| WHAT IS ASKED |
Collect all the lines that mention the word "this".

| RECORDS SHOWN |
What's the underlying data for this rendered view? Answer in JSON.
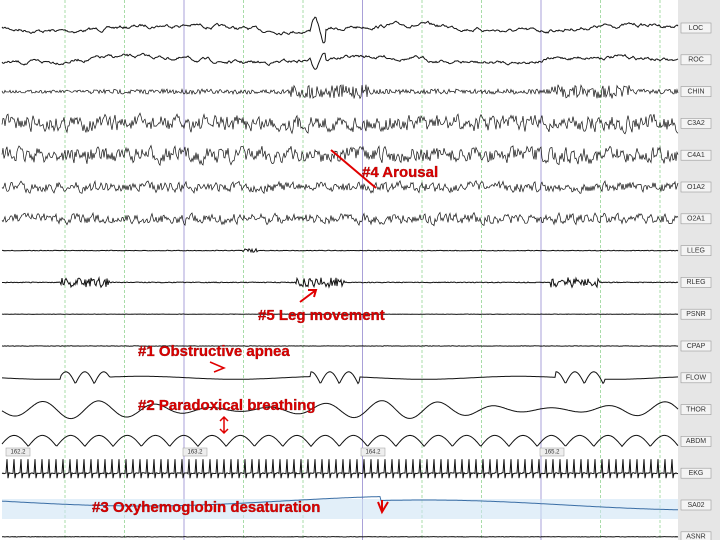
{
  "channels": [
    "LOC",
    "ROC",
    "CHIN",
    "C3A2",
    "C4A1",
    "O1A2",
    "O2A1",
    "LLEG",
    "RLEG",
    "PSNR",
    "CPAP",
    "FLOW",
    "THOR",
    "ABDM",
    "EKG",
    "SA02",
    "ASNR"
  ],
  "time_markers": [
    "162.2",
    "163.2",
    "164.2",
    "165.2"
  ],
  "annotations": {
    "arousal": "#4 Arousal",
    "leg_movement": "#5 Leg movement",
    "obstructive_apnea": "#1 Obstructive apnea",
    "paradoxical_breathing": "#2 Paradoxical breathing",
    "desaturation": "#3 Oxyhemoglobin desaturation"
  }
}
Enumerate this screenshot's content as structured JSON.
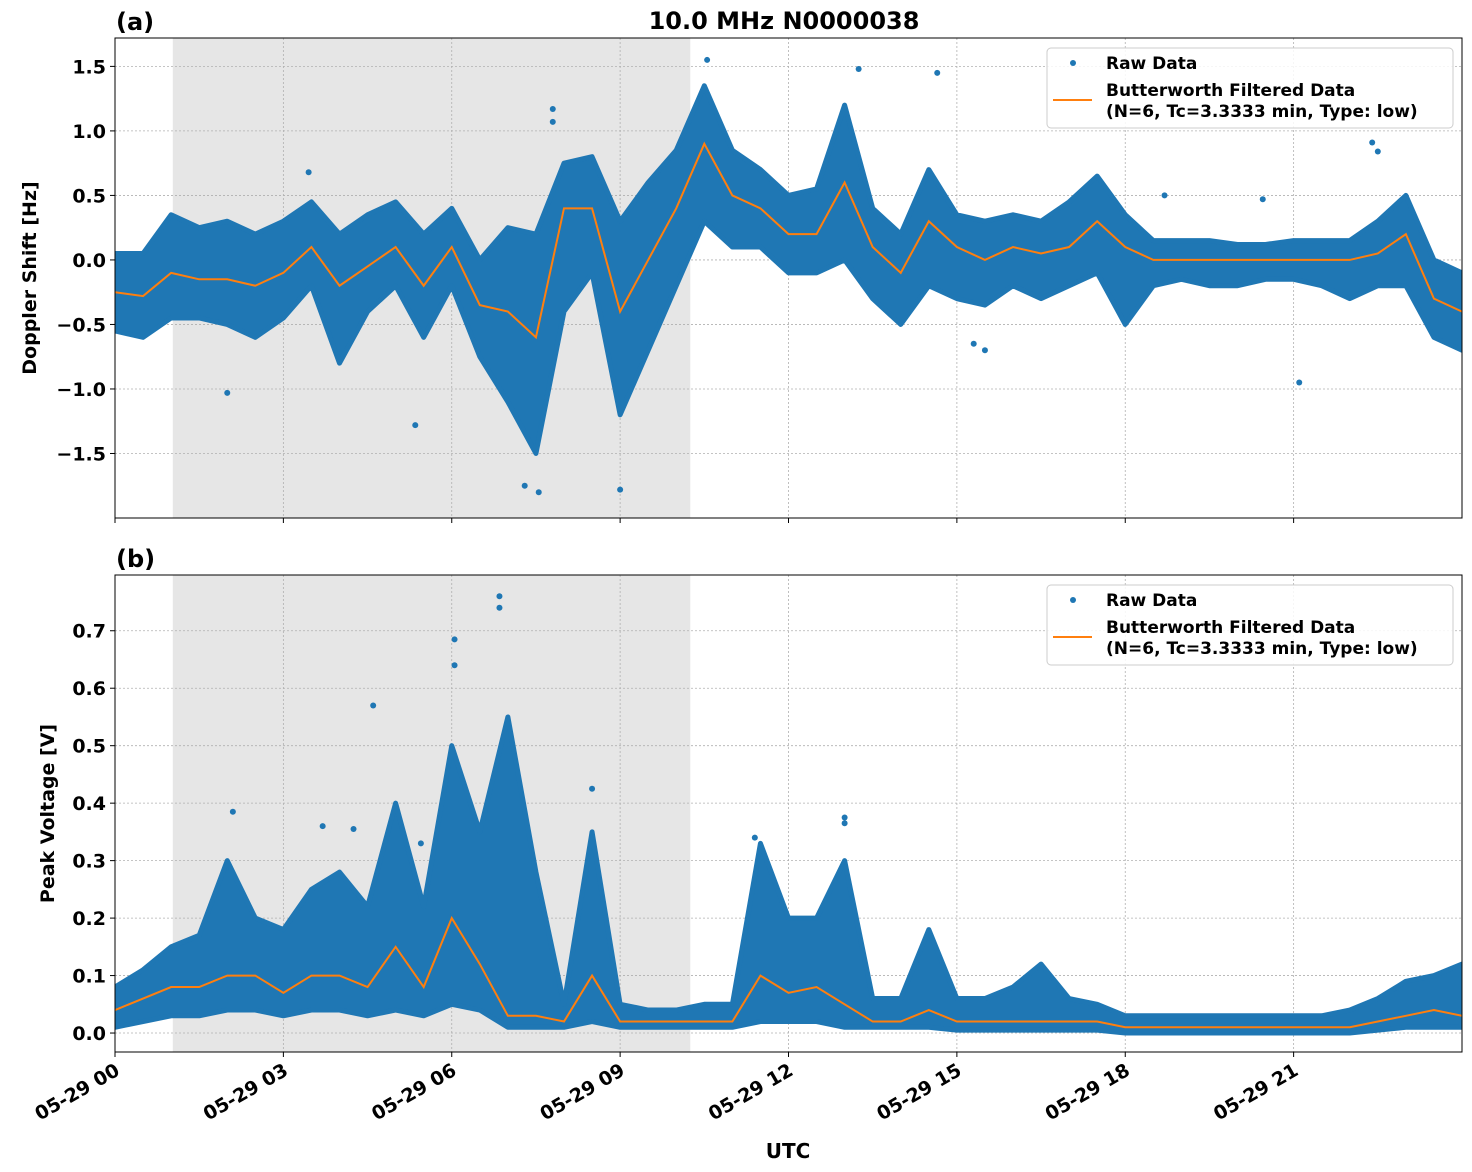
{
  "figure_title": "10.0 MHz N0000038",
  "xlabel": "UTC",
  "x_tick_labels": [
    "05-29 00",
    "05-29 03",
    "05-29 06",
    "05-29 09",
    "05-29 12",
    "05-29 15",
    "05-29 18",
    "05-29 21"
  ],
  "colors": {
    "raw": "#1f77b4",
    "filtered": "#ff7f0e",
    "shade": "#e6e6e6",
    "grid": "#b0b0b0"
  },
  "chart_data": [
    {
      "type": "scatter",
      "panel_label": "(a)",
      "ylabel": "Doppler Shift [Hz]",
      "x_unit": "hours after 05-29 00 UTC",
      "xlim": [
        0,
        24
      ],
      "ylim": [
        -2.0,
        1.72
      ],
      "y_ticks": [
        -1.5,
        -1.0,
        -0.5,
        0.0,
        0.5,
        1.0,
        1.5
      ],
      "y_tick_labels": [
        "−1.5",
        "−1.0",
        "−0.5",
        "0.0",
        "0.5",
        "1.0",
        "1.5"
      ],
      "grid": true,
      "shaded_interval": [
        1.03,
        10.25
      ],
      "legend": {
        "position": "top-right",
        "entries": [
          "Raw Data",
          "Butterworth Filtered Data",
          "(N=6, Tc=3.3333 min, Type: low)"
        ]
      },
      "x": [
        0,
        0.5,
        1,
        1.5,
        2,
        2.5,
        3,
        3.5,
        4,
        4.5,
        5,
        5.5,
        6,
        6.5,
        7,
        7.5,
        8,
        8.5,
        9,
        9.5,
        10,
        10.5,
        11,
        11.5,
        12,
        12.5,
        13,
        13.5,
        14,
        14.5,
        15,
        15.5,
        16,
        16.5,
        17,
        17.5,
        18,
        18.5,
        19,
        19.5,
        20,
        20.5,
        21,
        21.5,
        22,
        22.5,
        23,
        23.5,
        24
      ],
      "series": [
        {
          "name": "Butterworth Filtered Data",
          "values": [
            -0.25,
            -0.28,
            -0.1,
            -0.15,
            -0.15,
            -0.2,
            -0.1,
            0.1,
            -0.2,
            -0.05,
            0.1,
            -0.2,
            0.1,
            -0.35,
            -0.4,
            -0.6,
            0.4,
            0.4,
            -0.4,
            0.0,
            0.4,
            0.9,
            0.5,
            0.4,
            0.2,
            0.2,
            0.6,
            0.1,
            -0.1,
            0.3,
            0.1,
            0.0,
            0.1,
            0.05,
            0.1,
            0.3,
            0.1,
            0.0,
            0.0,
            0.0,
            0.0,
            0.0,
            0.0,
            0.0,
            0.0,
            0.05,
            0.2,
            -0.3,
            -0.4
          ]
        },
        {
          "name": "Raw Data",
          "upper": [
            0.05,
            0.05,
            0.35,
            0.25,
            0.3,
            0.2,
            0.3,
            0.45,
            0.2,
            0.35,
            0.45,
            0.2,
            0.4,
            0.0,
            0.25,
            0.2,
            0.75,
            0.8,
            0.3,
            0.6,
            0.85,
            1.35,
            0.85,
            0.7,
            0.5,
            0.55,
            1.2,
            0.4,
            0.2,
            0.7,
            0.35,
            0.3,
            0.35,
            0.3,
            0.45,
            0.65,
            0.35,
            0.15,
            0.15,
            0.15,
            0.12,
            0.12,
            0.15,
            0.15,
            0.15,
            0.3,
            0.5,
            0.0,
            -0.1
          ],
          "lower": [
            -0.55,
            -0.6,
            -0.45,
            -0.45,
            -0.5,
            -0.6,
            -0.45,
            -0.2,
            -0.8,
            -0.4,
            -0.2,
            -0.6,
            -0.2,
            -0.75,
            -1.1,
            -1.5,
            -0.4,
            -0.1,
            -1.2,
            -0.7,
            -0.2,
            0.3,
            0.1,
            0.1,
            -0.1,
            -0.1,
            0.0,
            -0.3,
            -0.5,
            -0.2,
            -0.3,
            -0.35,
            -0.2,
            -0.3,
            -0.2,
            -0.1,
            -0.5,
            -0.2,
            -0.15,
            -0.2,
            -0.2,
            -0.15,
            -0.15,
            -0.2,
            -0.3,
            -0.2,
            -0.2,
            -0.6,
            -0.7
          ],
          "outliers": [
            [
              2.0,
              -1.03
            ],
            [
              3.45,
              0.68
            ],
            [
              5.35,
              -1.28
            ],
            [
              7.8,
              1.17
            ],
            [
              7.8,
              1.07
            ],
            [
              7.3,
              -1.75
            ],
            [
              7.55,
              -1.8
            ],
            [
              9.0,
              -1.78
            ],
            [
              10.55,
              1.55
            ],
            [
              13.25,
              1.48
            ],
            [
              14.65,
              1.45
            ],
            [
              18.7,
              0.5
            ],
            [
              20.45,
              0.47
            ],
            [
              22.4,
              0.91
            ],
            [
              22.5,
              0.84
            ],
            [
              21.1,
              -0.95
            ],
            [
              15.5,
              -0.7
            ],
            [
              15.3,
              -0.65
            ]
          ]
        }
      ]
    },
    {
      "type": "scatter",
      "panel_label": "(b)",
      "ylabel": "Peak Voltage [V]",
      "x_unit": "hours after 05-29 00 UTC",
      "xlim": [
        0,
        24
      ],
      "ylim": [
        -0.033,
        0.797
      ],
      "y_ticks": [
        0.0,
        0.1,
        0.2,
        0.3,
        0.4,
        0.5,
        0.6,
        0.7
      ],
      "y_tick_labels": [
        "0.0",
        "0.1",
        "0.2",
        "0.3",
        "0.4",
        "0.5",
        "0.6",
        "0.7"
      ],
      "grid": true,
      "shaded_interval": [
        1.03,
        10.25
      ],
      "legend": {
        "position": "top-right",
        "entries": [
          "Raw Data",
          "Butterworth Filtered Data",
          "(N=6, Tc=3.3333 min, Type: low)"
        ]
      },
      "x": [
        0,
        0.5,
        1,
        1.5,
        2,
        2.5,
        3,
        3.5,
        4,
        4.5,
        5,
        5.5,
        6,
        6.5,
        7,
        7.5,
        8,
        8.5,
        9,
        9.5,
        10,
        10.5,
        11,
        11.5,
        12,
        12.5,
        13,
        13.5,
        14,
        14.5,
        15,
        15.5,
        16,
        16.5,
        17,
        17.5,
        18,
        18.5,
        19,
        19.5,
        20,
        20.5,
        21,
        21.5,
        22,
        22.5,
        23,
        23.5,
        24
      ],
      "series": [
        {
          "name": "Butterworth Filtered Data",
          "values": [
            0.04,
            0.06,
            0.08,
            0.08,
            0.1,
            0.1,
            0.07,
            0.1,
            0.1,
            0.08,
            0.15,
            0.08,
            0.2,
            0.12,
            0.03,
            0.03,
            0.02,
            0.1,
            0.02,
            0.02,
            0.02,
            0.02,
            0.02,
            0.1,
            0.07,
            0.08,
            0.05,
            0.02,
            0.02,
            0.04,
            0.02,
            0.02,
            0.02,
            0.02,
            0.02,
            0.02,
            0.01,
            0.01,
            0.01,
            0.01,
            0.01,
            0.01,
            0.01,
            0.01,
            0.01,
            0.02,
            0.03,
            0.04,
            0.03
          ]
        },
        {
          "name": "Raw Data",
          "upper": [
            0.08,
            0.11,
            0.15,
            0.17,
            0.3,
            0.2,
            0.18,
            0.25,
            0.28,
            0.22,
            0.4,
            0.22,
            0.5,
            0.35,
            0.55,
            0.28,
            0.05,
            0.35,
            0.05,
            0.04,
            0.04,
            0.05,
            0.05,
            0.33,
            0.2,
            0.2,
            0.3,
            0.06,
            0.06,
            0.18,
            0.06,
            0.06,
            0.08,
            0.12,
            0.06,
            0.05,
            0.03,
            0.03,
            0.03,
            0.03,
            0.03,
            0.03,
            0.03,
            0.03,
            0.04,
            0.06,
            0.09,
            0.1,
            0.12
          ],
          "lower": [
            0.01,
            0.02,
            0.03,
            0.03,
            0.04,
            0.04,
            0.03,
            0.04,
            0.04,
            0.03,
            0.04,
            0.03,
            0.05,
            0.04,
            0.01,
            0.01,
            0.01,
            0.02,
            0.01,
            0.01,
            0.01,
            0.01,
            0.01,
            0.02,
            0.02,
            0.02,
            0.01,
            0.01,
            0.01,
            0.01,
            0.005,
            0.005,
            0.005,
            0.005,
            0.005,
            0.005,
            0.0,
            0.0,
            0.0,
            0.0,
            0.0,
            0.0,
            0.0,
            0.0,
            0.0,
            0.005,
            0.01,
            0.01,
            0.01
          ],
          "outliers": [
            [
              2.1,
              0.385
            ],
            [
              4.6,
              0.57
            ],
            [
              6.05,
              0.685
            ],
            [
              6.05,
              0.64
            ],
            [
              6.85,
              0.76
            ],
            [
              6.85,
              0.74
            ],
            [
              8.5,
              0.425
            ],
            [
              11.4,
              0.34
            ],
            [
              13.0,
              0.375
            ],
            [
              13.0,
              0.365
            ],
            [
              3.7,
              0.36
            ],
            [
              4.25,
              0.355
            ],
            [
              5.45,
              0.33
            ]
          ]
        }
      ]
    }
  ]
}
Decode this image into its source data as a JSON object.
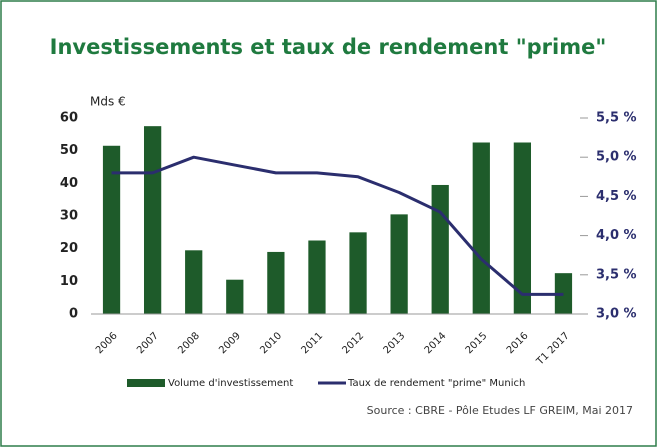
{
  "chart_data": {
    "type": "bar_line",
    "title": "Investissements et taux de rendement \"prime\"",
    "ylabel": "Mds €",
    "categories": [
      "2006",
      "2007",
      "2008",
      "2009",
      "2010",
      "2011",
      "2012",
      "2013",
      "2014",
      "2015",
      "2016",
      "T1 2017"
    ],
    "series": [
      {
        "name": "Volume d'investissement",
        "type": "bar",
        "color": "#1e5b2a",
        "values": [
          51.5,
          57.5,
          19.5,
          10.5,
          19,
          22.5,
          25,
          30.5,
          39.5,
          52.5,
          52.5,
          12.5
        ]
      },
      {
        "name": "Taux de rendement \"prime\" Munich",
        "type": "line",
        "axis": "y2",
        "color": "#2b2e6e",
        "values": [
          4.8,
          4.8,
          5.0,
          4.9,
          4.8,
          4.8,
          4.75,
          4.55,
          4.3,
          3.7,
          3.25,
          3.25
        ]
      }
    ],
    "ylim": [
      0,
      60
    ],
    "yticks": [
      0,
      10,
      20,
      30,
      40,
      50,
      60
    ],
    "y2lim": [
      3.0,
      5.5
    ],
    "y2ticks": [
      {
        "value": 3.0,
        "label": "3,0 %"
      },
      {
        "value": 3.5,
        "label": "3,5 %"
      },
      {
        "value": 4.0,
        "label": "4,0 %"
      },
      {
        "value": 4.5,
        "label": "4,5 %"
      },
      {
        "value": 5.0,
        "label": "5,0 %"
      },
      {
        "value": 5.5,
        "label": "5,5 %"
      }
    ],
    "source": "Source : CBRE - Pôle Etudes LF GREIM, Mai 2017"
  }
}
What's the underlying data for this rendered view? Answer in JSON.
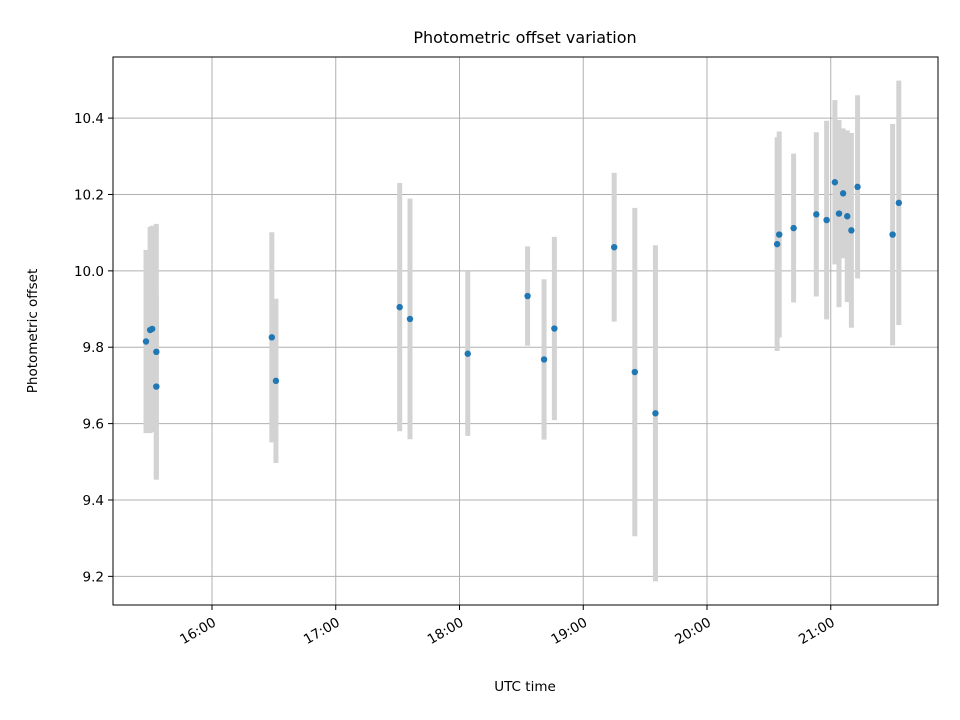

| THE RESULT |
What's the underlying data for this rendered view? Answer in JSON.
Enumerate this screenshot's content as structured JSON.
Decode this image into its source data as a JSON object.
What's the underlying data for this rendered view? Answer in JSON.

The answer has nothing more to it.